• OBJECTIF ÉNONCÉ 1: Extrayez du listing ci-dessous chaque ligne qui contient la chaîne « below ».

• TEXTE À LIRE:
---

Tous les jeudis, les plus valides viennent assister au conseil municipal dans l'espoir d'une bonne nouvelle qui ne vient jamais. Ce soir-là, Mary Berg, une ancienne secrétaire, lit les noms de ceux qui sont morts depuis un an et demi. Ils sont 16. Il y a Mary Dixon, la veuve d'un employé qui, à 89 ans, avait dû renoncer, faute de moyens, à son aide ménagère. Il y a Rick Wall, un pompier de 62 ans qui, comme beaucoup d'autres, était trop jeune pour toucher la retraite publique et que l'on a trouvé sans eau ni électricité.« Je me demande si ces gens ont un coeur », s'indigne son frère.

Habituellement, le maire, Ronald Davis, un Noir à la carrure de rugbyman, les ignore en s'asseyant le dos tourné à la salle, mais ce soir il prend la parole.« Je suis très triste et je m'excuse de cette situation. Je prie pour vous et je viens travailler tous les jours pour que les choses s'améliorent », déclare-t-il dans un silence glacial.« Arrêtez ces prières hypocrites et agissez », s'énerve un monsieur à cheveux blancs. Et pas seulement pour les 144 retraités encore en vie, mais aussi pour les employés en activité comme Charles Kennedy, un policier qui, à 67 ans et après une opération à coeur ouvert, doit continuer à travailler.« Je ne sais pas combien de temps il me reste à vivre et je veux profiter de mon petit-fils, mais il n'y a pas d'argent dans le fonds pour nous. »

Prichard est un cas unique aux Etats-Unis. Mais peut-être plus pour très longtemps, à en juger par la situation catastrophique des fonds de pension de la Pennsylvanie ou de l'Illinois.« C'est très inquiétant. Il y a aujourd'hui une différence de 3 000 milliards de dollars entre les montants promis aux fonctionnaires des villes et des Etats et l'argent versé dans les fonds de retraite », résume Joshua Rauh, professeur à North-western University.

---

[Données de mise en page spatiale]
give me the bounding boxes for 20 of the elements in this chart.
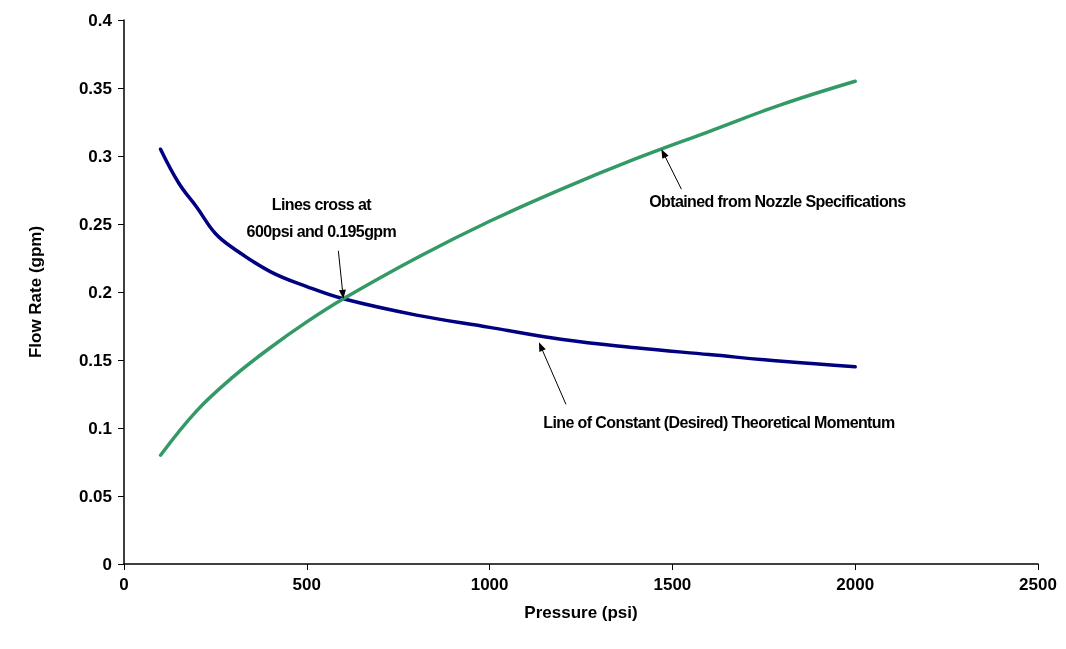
- y-tick-label: 0.1: [88, 418, 112, 438]
- y-tick-label: 0.4: [88, 10, 113, 30]
- y-tick-label: 0.3: [88, 146, 112, 166]
- y-tick-label: 0.2: [88, 282, 112, 302]
- y-tick-label: 0: [102, 554, 112, 574]
- annotation: Obtained from Nozzle Specifications: [648, 192, 907, 213]
- annotation: Lines cross at 600psi and 0.195gpm: [245, 194, 398, 242]
- x-tick-label: 2000: [836, 575, 875, 594]
- y-axis-title: Flow Rate (gpm): [26, 225, 45, 359]
- y-tick-label: 0.25: [78, 214, 112, 234]
- x-tick-label: 1500: [653, 575, 692, 594]
- x-tick-label: 2500: [1019, 575, 1057, 594]
- x-tick-label: 0: [119, 575, 129, 594]
- y-tick-label: 0.15: [78, 350, 112, 370]
- x-tick-label: 500: [292, 575, 321, 594]
- x-tick-label: 1000: [470, 575, 509, 594]
- annotation: Line of Constant (Desired) Theoretical Momentum: [542, 413, 896, 434]
- y-tick-label: 0.35: [78, 78, 112, 98]
- y-tick-label: 0.05: [78, 486, 112, 506]
- x-axis-title: Pressure (psi): [524, 603, 638, 622]
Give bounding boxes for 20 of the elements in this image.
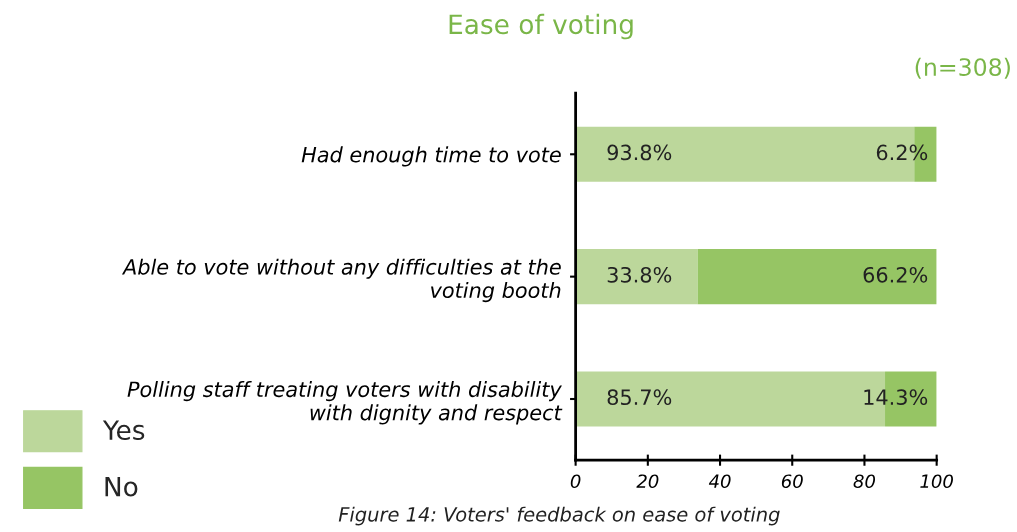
data-label: 6.2%	[876, 144, 928, 161]
x-tick-label: 60	[781, 474, 803, 489]
data-label: 14.3%	[864, 389, 928, 406]
y-tick-label: Able to vote without any difficulties at the voting booth	[121, 258, 561, 303]
bar	[575, 249, 698, 305]
data-label: 85.7%	[607, 389, 672, 406]
x-tick-label: 100	[920, 474, 953, 489]
data-label: 93.8%	[607, 144, 672, 161]
x-tick-label: 20	[636, 474, 659, 489]
bar	[697, 249, 937, 305]
chart-title: Ease of voting	[449, 13, 633, 40]
y-tick-label: Had enough time to vote	[301, 146, 561, 167]
data-label: 66.2%	[863, 266, 928, 283]
chart-subtitle: (n=308)	[915, 57, 1010, 79]
legend-label: No	[105, 477, 138, 497]
x-tick-label: 0	[570, 474, 581, 489]
x-tick-label: 80	[853, 474, 876, 489]
caption: Figure 14: Voters' feedback on ease of voting	[338, 506, 780, 526]
data-label: 33.8%	[607, 266, 672, 283]
x-tick-label: 40	[708, 474, 731, 489]
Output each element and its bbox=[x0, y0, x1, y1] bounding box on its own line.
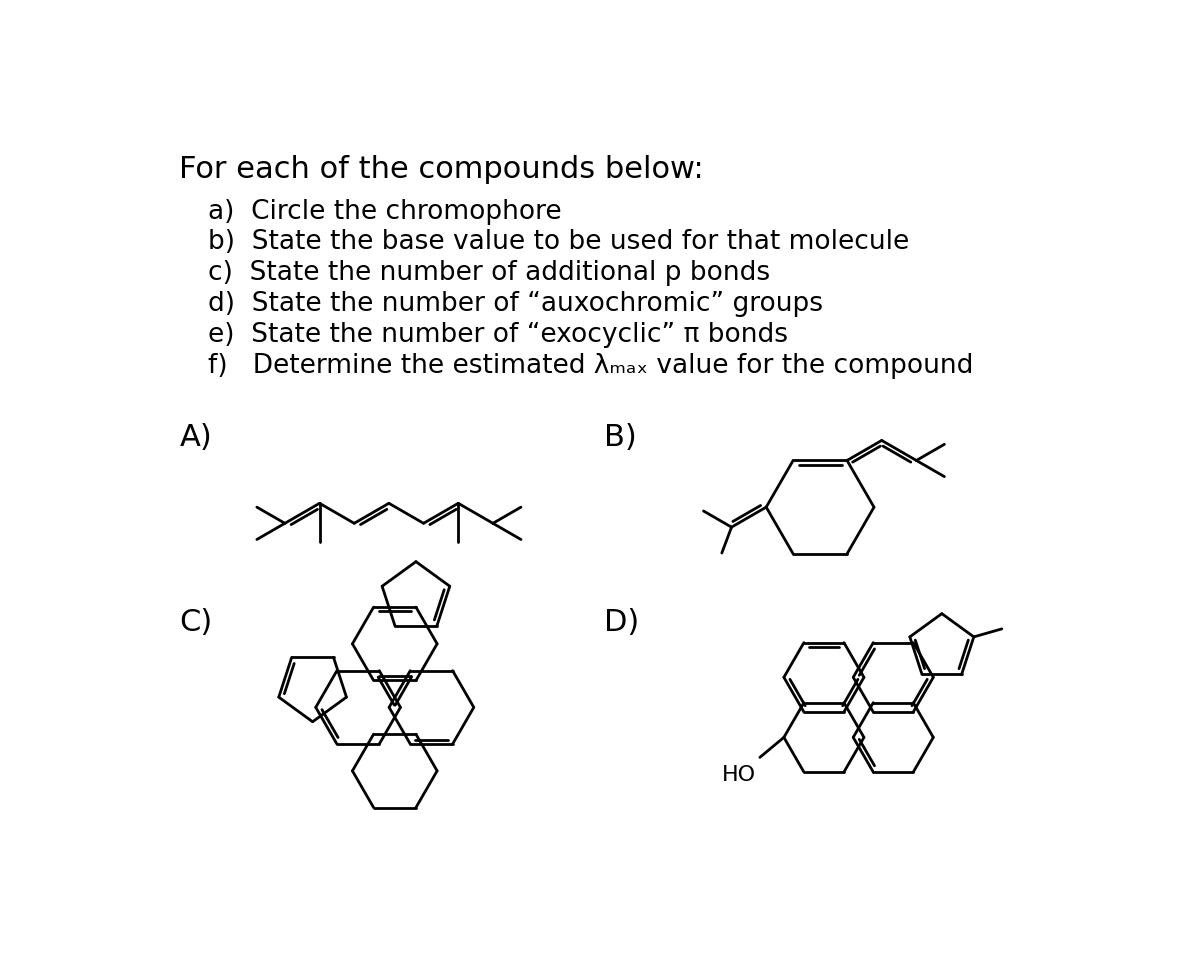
Text: d)  State the number of “auxochromic” groups: d) State the number of “auxochromic” gro… bbox=[209, 290, 823, 317]
Text: A): A) bbox=[179, 423, 212, 452]
Text: C): C) bbox=[179, 607, 213, 636]
Text: For each of the compounds below:: For each of the compounds below: bbox=[179, 156, 704, 185]
Text: e)  State the number of “exocyclic” π bonds: e) State the number of “exocyclic” π bon… bbox=[209, 322, 788, 348]
Text: c)  State the number of additional p bonds: c) State the number of additional p bond… bbox=[209, 259, 770, 286]
Text: a)  Circle the chromophore: a) Circle the chromophore bbox=[209, 198, 562, 224]
Text: b)  State the base value to be used for that molecule: b) State the base value to be used for t… bbox=[209, 229, 909, 255]
Text: f)   Determine the estimated λₘₐₓ value for the compound: f) Determine the estimated λₘₐₓ value fo… bbox=[209, 353, 973, 379]
Text: HO: HO bbox=[722, 764, 756, 784]
Text: D): D) bbox=[604, 607, 640, 636]
Text: B): B) bbox=[604, 423, 637, 452]
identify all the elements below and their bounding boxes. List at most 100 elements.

---

• OBJECTIF ÉNONCÉ 2:
Répondez brièvement à partir du texte sur les retraités de Prichard :
(a) Quel âge avait Mary Dixon lorsqu'elle a dû renoncer à son aide ménagère ?
(b) Combien de retraités sont encore en vie ?
(c) Selon Joshua Rauh, quel est l'écart entre les montants promis aux fonctionnaires et l'argent versé dans les fonds de retraite ?

• RÉPONSE COMPLÈTE 1:
Text: For each of the compounds below:: For each of the compounds below: bbox=[179, 156, 704, 185]
identify all the elements below and their bounding boxes. List at most 100 elements.

• RÉPONSE COMPLÈTE 2:
(a) 89 ans.
(b) 144.
(c) 3 000 milliards de dollars.